Set exercise:
In the records below, rewrite the lines from the one containing "342, 240, 359]" through the one containing "419, 178, 431]", substituting "masked-region" for "redaction-box" and leaving everything else unchanged.

[A block of data]
>> Start
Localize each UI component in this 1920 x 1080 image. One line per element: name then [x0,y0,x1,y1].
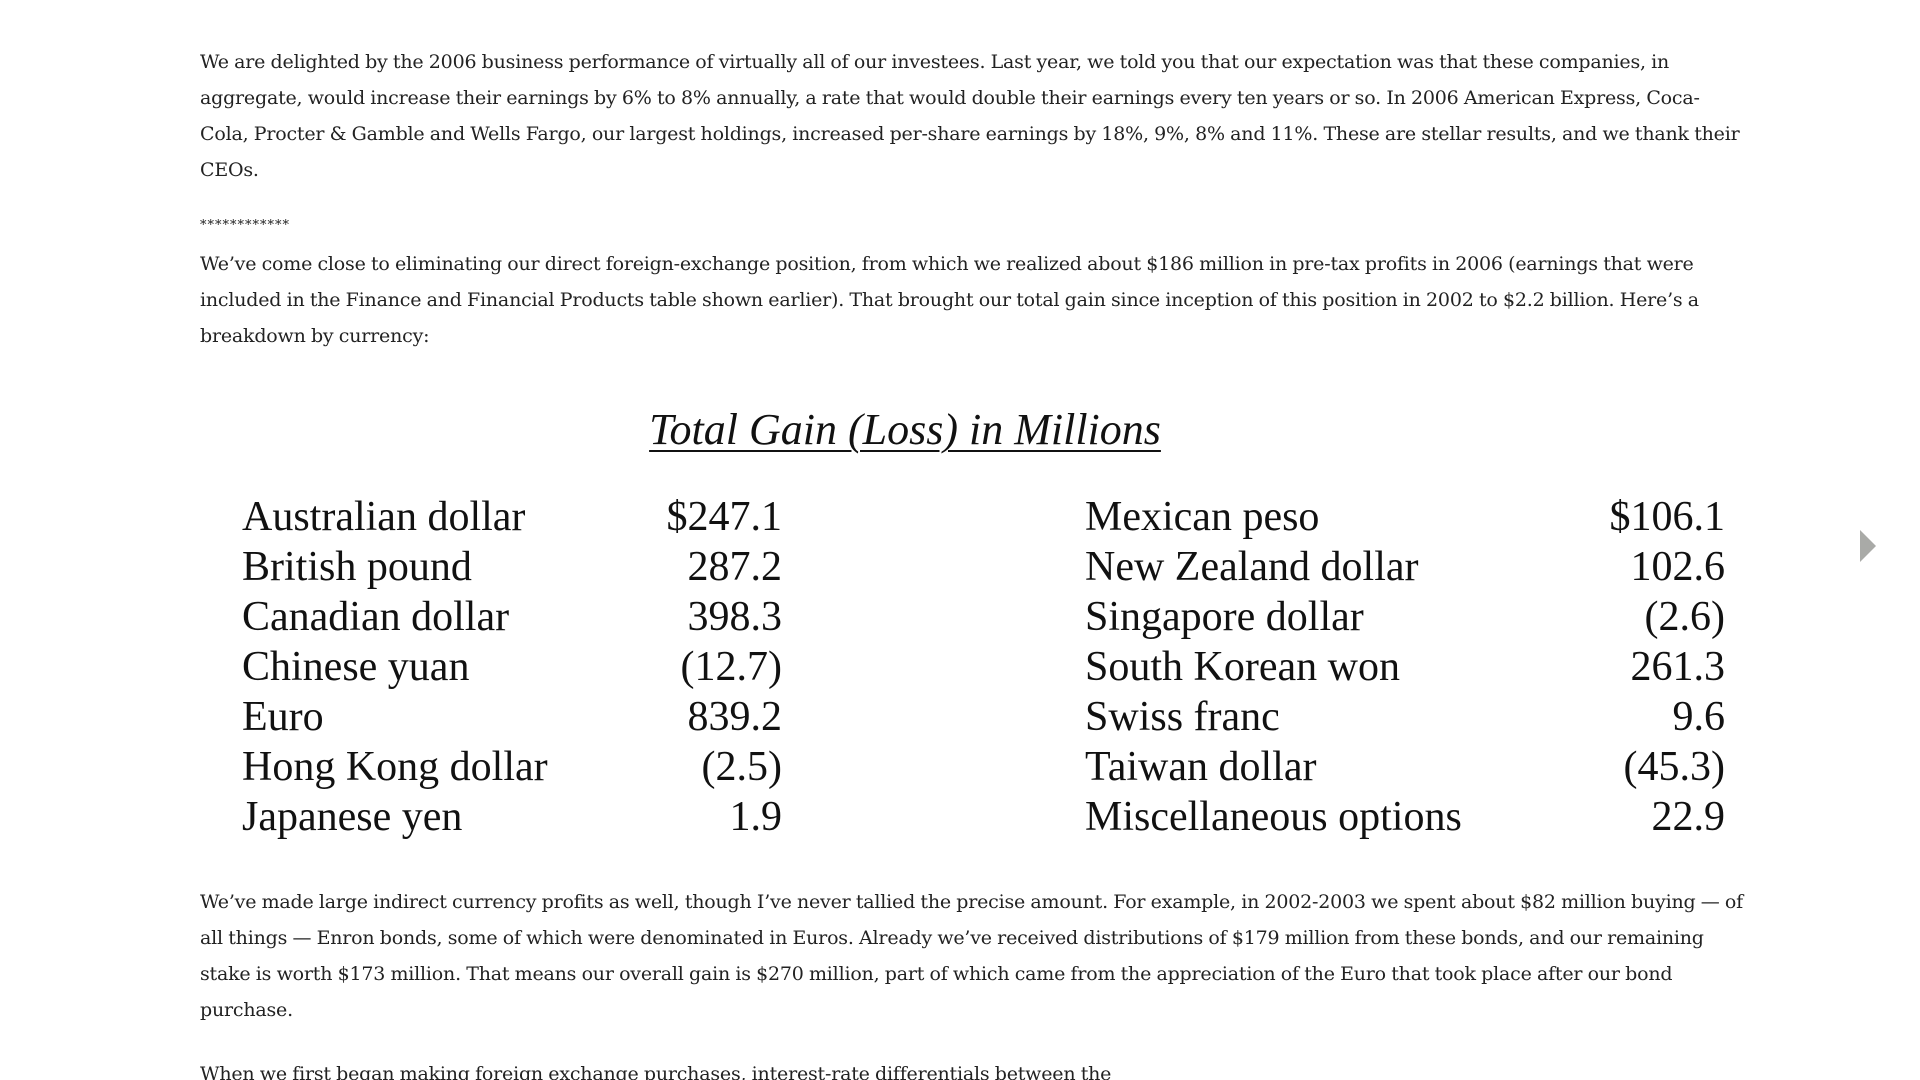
currency-name: Swiss franc [1085,694,1280,740]
currency-value: 261.3 [1630,644,1726,690]
paragraph-foreign-exchange: We’ve come close to eliminating our dire… [200,253,1699,347]
section-separator: ************ [200,218,290,233]
table-row: Chinese yuan (12.7) [242,642,782,692]
paragraph-indirect-currency-profits: We’ve made large indirect currency profi… [200,891,1744,1021]
currency-value: 22.9 [1651,794,1726,840]
currency-value: (2.6) [1644,594,1725,640]
currency-gain-table: Total Gain (Loss) in Millions Australian… [200,384,1745,864]
table-title: Total Gain (Loss) in Millions [649,405,1161,454]
table-left-column: Australian dollar $247.1 British pound 287… [242,492,782,842]
currency-name: Euro [242,694,324,740]
paragraph-investee-performance: We are delighted by the 2006 business pe… [200,51,1740,181]
table-right-column: Mexican peso $106.1 New Zealand dollar 102… [1085,492,1725,842]
table-row: Canadian dollar 398.3 [242,592,782,642]
currency-name: Mexican peso [1085,494,1320,540]
table-row: New Zealand dollar 102.6 [1085,542,1725,592]
table-row: Singapore dollar (2.6) [1085,592,1725,642]
currency-name: Singapore dollar [1085,594,1364,640]
currency-name: Chinese yuan [242,644,470,690]
next-page-triangle-right-icon[interactable] [1860,530,1876,562]
table-row: South Korean won 261.3 [1085,642,1725,692]
table-row: British pound 287.2 [242,542,782,592]
currency-value: 9.6 [1672,694,1726,740]
currency-value: 1.9 [729,794,783,840]
currency-name: Canadian dollar [242,594,510,640]
currency-value: 839.2 [687,694,783,740]
table-row: Japanese yen 1.9 [242,792,782,842]
table-row: Mexican peso $106.1 [1085,492,1725,542]
currency-value: 102.6 [1630,544,1726,590]
currency-value: $106.1 [1609,494,1726,540]
currency-value: 398.3 [687,594,783,640]
currency-name: New Zealand dollar [1085,544,1419,590]
table-row: Hong Kong dollar (2.5) [242,742,782,792]
table-row: Taiwan dollar (45.3) [1085,742,1725,792]
currency-value: (12.7) [680,644,782,690]
currency-name: Australian dollar [242,494,526,540]
table-row: Australian dollar $247.1 [242,492,782,542]
currency-name: Miscellaneous options [1085,794,1462,840]
currency-name: Taiwan dollar [1085,744,1317,790]
currency-value: (2.5) [701,744,782,790]
currency-name: Hong Kong dollar [242,744,548,790]
currency-value: $247.1 [666,494,783,540]
currency-name: South Korean won [1085,644,1400,690]
table-row: Swiss franc 9.6 [1085,692,1725,742]
table-row: Miscellaneous options 22.9 [1085,792,1725,842]
currency-name: British pound [242,544,472,590]
table-row: Euro 839.2 [242,692,782,742]
paragraph-interest-rate: When we first began making foreign excha… [200,1063,1112,1080]
currency-value: 287.2 [687,544,783,590]
currency-value: (45.3) [1623,744,1725,790]
currency-name: Japanese yen [242,794,463,840]
document-body: We are delighted by the 2006 business pe… [200,44,1745,1080]
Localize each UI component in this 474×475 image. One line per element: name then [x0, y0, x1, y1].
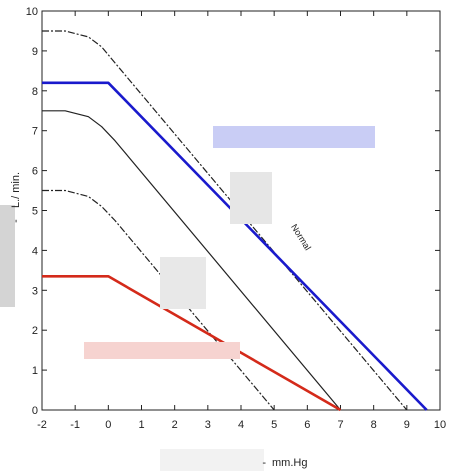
redaction-box	[84, 342, 240, 359]
y-label-dash: -	[10, 219, 22, 223]
y-tick-label: 4	[32, 245, 38, 257]
y-tick-label: 9	[32, 46, 38, 58]
x-tick-label: 1	[138, 419, 144, 431]
series-line-5	[42, 274, 342, 412]
x-tick-label: 2	[172, 419, 178, 431]
x-tick-label: 4	[238, 419, 244, 431]
x-tick-label: 3	[205, 419, 211, 431]
y-tick-label: 6	[32, 166, 38, 178]
x-tick-label: 0	[105, 419, 111, 431]
y-tick-label: 3	[32, 285, 38, 297]
y-tick-label: 7	[32, 126, 38, 138]
redaction-box	[0, 205, 15, 307]
series-line-4	[42, 189, 275, 411]
redaction-box	[230, 172, 272, 224]
redaction-box	[160, 257, 206, 309]
y-tick-label: 8	[32, 86, 38, 98]
x-tick-label: 10	[434, 419, 446, 431]
x-tick-label: 9	[404, 419, 410, 431]
plot-area: -2 -1 0 1 2 3 4 5 6 7 8 9 10 0 1 2 3 4 5 6 7 8 9 10 Normal	[26, 6, 446, 431]
y-tick-label: 5	[32, 206, 38, 218]
redaction-boxes	[0, 126, 375, 471]
series-line-3	[42, 110, 341, 411]
y-tick-label: 2	[32, 325, 38, 337]
annotation-label: Normal	[289, 222, 313, 252]
series-line-2	[42, 81, 428, 411]
x-tick-label: -1	[70, 419, 80, 431]
redaction-box	[213, 126, 375, 148]
x-label-dash: -	[262, 457, 266, 469]
y-tick-label: 1	[32, 365, 38, 377]
x-tick-label: 6	[304, 419, 310, 431]
y-tick-label: 0	[32, 405, 38, 417]
x-tick-label: 5	[271, 419, 277, 431]
redaction-box	[160, 449, 264, 471]
x-axis-label: mm.Hg	[272, 457, 307, 469]
x-tick-label: 8	[371, 419, 377, 431]
y-axis-label: L./ min.	[10, 172, 22, 208]
x-tick-label: -2	[37, 419, 47, 431]
y-tick-label: 10	[26, 6, 38, 18]
x-tick-label: 7	[337, 419, 343, 431]
series-line-1	[42, 30, 408, 411]
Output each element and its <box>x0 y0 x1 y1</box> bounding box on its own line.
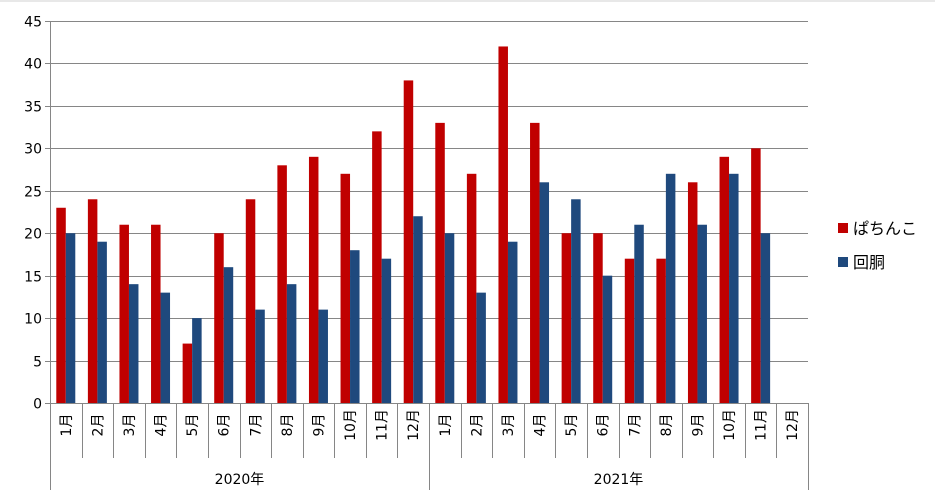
y-tick-label: 35 <box>24 100 42 116</box>
x-month-label: 7月 <box>248 414 264 437</box>
bar-kaido <box>760 233 771 403</box>
bar-kaido <box>223 267 234 403</box>
x-month-label: 8月 <box>659 414 675 437</box>
bar-pachinko <box>214 233 224 403</box>
x-month-label: 4月 <box>154 414 170 437</box>
y-tick-label: 5 <box>33 355 42 371</box>
bar-kaido <box>350 250 360 403</box>
x-month-label: 4月 <box>533 414 549 437</box>
bar-pachinko <box>687 182 698 403</box>
legend-label: ぱちんこ <box>853 219 917 238</box>
bar-pachinko <box>561 233 572 403</box>
bar-kaido <box>381 258 392 403</box>
bar-kaido <box>192 318 202 403</box>
x-month-label: 7月 <box>627 414 643 437</box>
x-month-label: 11月 <box>754 409 770 441</box>
bar-pachinko <box>277 165 287 403</box>
x-month-label: 3月 <box>501 414 517 437</box>
bar-kaido <box>539 182 550 403</box>
x-month-label: 9月 <box>311 414 327 437</box>
legend-swatch <box>838 223 848 233</box>
x-month-label: 10月 <box>343 409 359 441</box>
bar-pachinko <box>593 233 603 403</box>
x-month-label: 5月 <box>564 414 580 437</box>
legend-swatch <box>838 257 848 267</box>
bar-kaido <box>160 292 171 403</box>
x-month-label: 6月 <box>217 414 233 437</box>
x-month-label: 11月 <box>375 409 391 441</box>
bar-pachinko <box>87 199 98 403</box>
x-month-label: 10月 <box>722 409 738 441</box>
bar-pachinko <box>372 131 382 404</box>
y-tick-label: 25 <box>24 185 42 201</box>
bar-kaido <box>602 275 613 403</box>
y-tick-label: 40 <box>24 57 42 73</box>
x-month-label: 3月 <box>122 414 138 437</box>
bar-pachinko <box>656 258 666 403</box>
bar-pachinko <box>308 156 319 403</box>
y-tick-label: 10 <box>24 312 42 328</box>
bar-pachinko <box>340 173 351 403</box>
y-tick-label: 45 <box>24 15 42 31</box>
x-month-label: 5月 <box>185 414 201 437</box>
x-month-label: 1月 <box>59 414 75 437</box>
x-group-label: 2020年 <box>215 472 265 488</box>
bar-kaido <box>476 292 486 403</box>
y-tick-label: 15 <box>24 270 42 286</box>
bar-kaido <box>413 216 423 403</box>
bar-kaido <box>697 224 707 403</box>
bar-kaido <box>507 241 518 403</box>
bar-kaido <box>65 233 76 403</box>
x-month-label: 2月 <box>90 414 106 437</box>
bar-pachinko <box>182 343 193 403</box>
x-month-label: 9月 <box>690 414 706 437</box>
x-month-label: 1月 <box>438 414 454 437</box>
bar-kaido <box>634 224 644 403</box>
y-tick-label: 30 <box>24 142 42 158</box>
bar-kaido <box>97 241 107 403</box>
bar-pachinko <box>403 80 414 404</box>
bar-kaido <box>286 284 297 403</box>
bar-pachinko <box>498 46 508 403</box>
bar-kaido <box>571 199 581 403</box>
x-group-label: 2021年 <box>594 472 644 488</box>
x-month-label: 12月 <box>785 409 801 441</box>
bar-kaido <box>318 309 328 403</box>
axes: 0 5 10 15 20 25 30 35 40 45 1月 2月 3月 4月 5月 6月 7月 8月 9月 10月 1… <box>24 15 809 490</box>
bar-pachinko <box>435 122 445 404</box>
bar-pachinko <box>624 258 635 403</box>
bar-pachinko <box>151 224 161 403</box>
bar-kaido <box>444 233 455 403</box>
y-tick-label: 20 <box>24 227 42 243</box>
x-month-label: 12月 <box>406 409 422 441</box>
bar-pachinko <box>751 148 761 403</box>
bar-pachinko <box>119 224 129 403</box>
bar-pachinko <box>466 173 477 403</box>
bar-pachinko <box>245 199 256 403</box>
x-month-label: 2月 <box>469 414 485 437</box>
bar-kaido <box>665 173 676 403</box>
bar-pachinko <box>719 156 730 403</box>
bar-pachinko <box>530 122 540 404</box>
x-month-label: 8月 <box>280 414 296 437</box>
bar-kaido <box>255 309 265 403</box>
y-tick-label: 0 <box>33 397 42 413</box>
bars <box>56 46 771 404</box>
bar-pachinko <box>56 207 66 403</box>
x-month-label: 6月 <box>596 414 612 437</box>
bar-kaido <box>128 284 139 403</box>
legend-label: 回胴 <box>853 253 885 272</box>
bar-kaido <box>729 173 739 403</box>
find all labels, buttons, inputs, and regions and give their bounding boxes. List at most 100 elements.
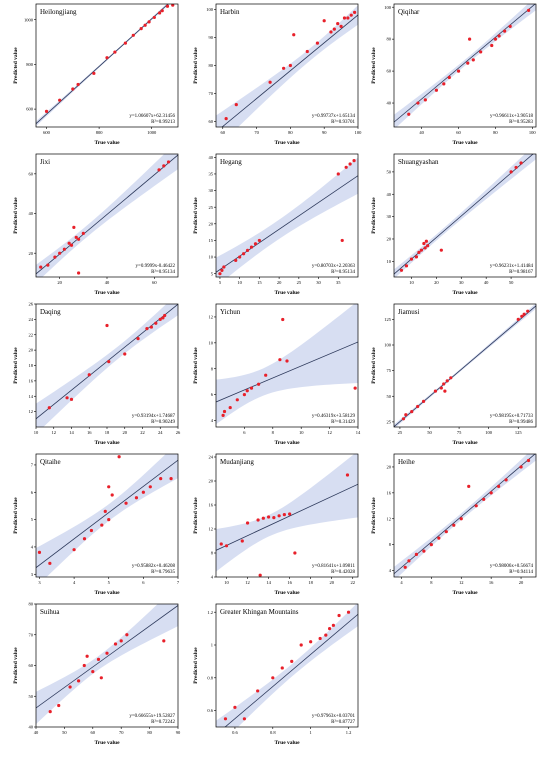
data-point: [519, 465, 523, 469]
data-point: [409, 257, 414, 261]
data-point: [490, 43, 494, 48]
scatter-panel: 600 800 1000 600 800 1000 True value Predicted …: [13, 3, 179, 146]
y-tick-label: 12: [29, 409, 34, 414]
x-tick-label: 14: [266, 580, 271, 585]
x-tick-label: 100: [485, 430, 493, 435]
data-point: [437, 536, 441, 540]
fit-line: [394, 154, 534, 275]
y-tick-label: 30: [209, 188, 214, 193]
data-point: [110, 493, 114, 497]
data-point: [119, 639, 123, 643]
data-point: [268, 80, 272, 84]
data-point: [278, 358, 282, 362]
r-squared: R²=0.31429: [331, 419, 355, 425]
panel-title: Heihe: [398, 458, 415, 466]
x-tick-label: 10: [299, 430, 304, 435]
data-point: [148, 485, 152, 489]
x-tick-label: 12: [327, 430, 332, 435]
data-point: [124, 501, 128, 505]
data-point: [329, 30, 333, 34]
data-point: [223, 717, 228, 721]
y-tick-label: 22: [29, 332, 34, 337]
data-point: [526, 458, 531, 463]
data-point: [74, 235, 78, 239]
data-point: [336, 21, 340, 26]
data-point: [77, 237, 81, 241]
x-tick-label: 60: [221, 130, 226, 135]
y-tick-label: 20: [209, 221, 214, 226]
y-tick-label: 800: [26, 62, 34, 67]
data-point: [72, 225, 76, 230]
data-point: [288, 512, 292, 516]
data-point: [447, 75, 451, 80]
data-point: [404, 413, 408, 417]
data-point: [221, 413, 225, 417]
y-tick-label: 4: [211, 418, 214, 423]
data-point: [58, 251, 62, 255]
data-point: [220, 268, 224, 272]
y-tick-label: 20: [209, 479, 214, 484]
data-point: [145, 327, 149, 331]
fit-equation: y=0.96231x+1.41484: [490, 264, 534, 269]
x-tick-label: 125: [515, 430, 523, 435]
data-point: [514, 165, 518, 170]
x-tick-label: 1000: [147, 130, 157, 135]
data-point: [76, 82, 80, 87]
y-tick-label: 5: [211, 271, 214, 276]
data-point: [163, 313, 167, 318]
data-point: [459, 517, 463, 521]
x-tick-label: 8: [272, 430, 275, 435]
data-point: [82, 537, 87, 541]
data-point: [69, 243, 74, 247]
confidence-band: [36, 604, 178, 725]
x-tick-label: 7: [177, 580, 180, 585]
plot-area: [394, 304, 536, 427]
x-tick-label: 12: [459, 580, 464, 585]
data-point: [257, 382, 261, 386]
data-point: [445, 379, 449, 383]
x-tick-label: 16: [287, 580, 292, 585]
data-point: [159, 477, 163, 481]
x-tick-label: 1: [310, 730, 312, 735]
y-tick-label: 35: [209, 172, 214, 177]
y-axis-title: Predicted value: [13, 647, 19, 684]
data-point: [403, 565, 407, 569]
x-tick-label: 16: [489, 580, 494, 585]
y-tick-label: 8: [389, 542, 392, 547]
x-tick-label: 20: [329, 580, 334, 585]
x-tick-label: 4: [400, 580, 403, 585]
r-squared: R²=0.93701: [331, 119, 355, 125]
fit-line: [394, 4, 536, 123]
data-point: [147, 20, 151, 24]
x-tick-label: 20: [57, 280, 62, 285]
data-point: [160, 9, 164, 13]
x-tick-label: 60: [456, 130, 461, 135]
data-point: [68, 685, 72, 689]
y-tick-label: 80: [29, 602, 34, 607]
data-point: [105, 56, 109, 60]
data-point: [81, 231, 85, 235]
data-point: [466, 61, 470, 65]
y-tick-label: 40: [209, 155, 214, 160]
data-point: [474, 504, 478, 508]
data-point: [407, 112, 411, 116]
panel-title: Shuangyashan: [398, 158, 439, 166]
data-point: [522, 312, 526, 316]
x-tick-label: 10: [224, 580, 229, 585]
y-tick-label: 8: [211, 366, 214, 371]
y-tick-label: 4: [389, 568, 392, 573]
y-axis-title: Predicted value: [193, 497, 199, 534]
data-point: [224, 544, 229, 548]
y-tick-label: 8: [211, 551, 214, 556]
data-point: [324, 633, 328, 637]
data-point: [171, 4, 175, 7]
x-tick-label: 30: [459, 280, 464, 285]
plot-area: [36, 304, 178, 427]
r-squared: R²=0.95283: [509, 119, 533, 125]
data-point: [433, 389, 438, 393]
data-point: [353, 386, 357, 390]
data-point: [272, 516, 276, 520]
y-tick-label: 80: [387, 37, 392, 42]
x-tick-label: 6: [142, 580, 145, 585]
y-tick-label: 70: [209, 91, 214, 96]
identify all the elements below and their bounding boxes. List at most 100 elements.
>> End
Written solution:
masked-region	[84, 342, 240, 359]
y-label-dash: -	[10, 219, 22, 223]
y-tick-label: 4	[32, 245, 38, 257]
y-tick-label: 9	[32, 46, 38, 58]
x-tick-label: 1	[138, 419, 144, 431]
series-line-5	[42, 274, 342, 412]
x-tick-label: 2	[172, 419, 178, 431]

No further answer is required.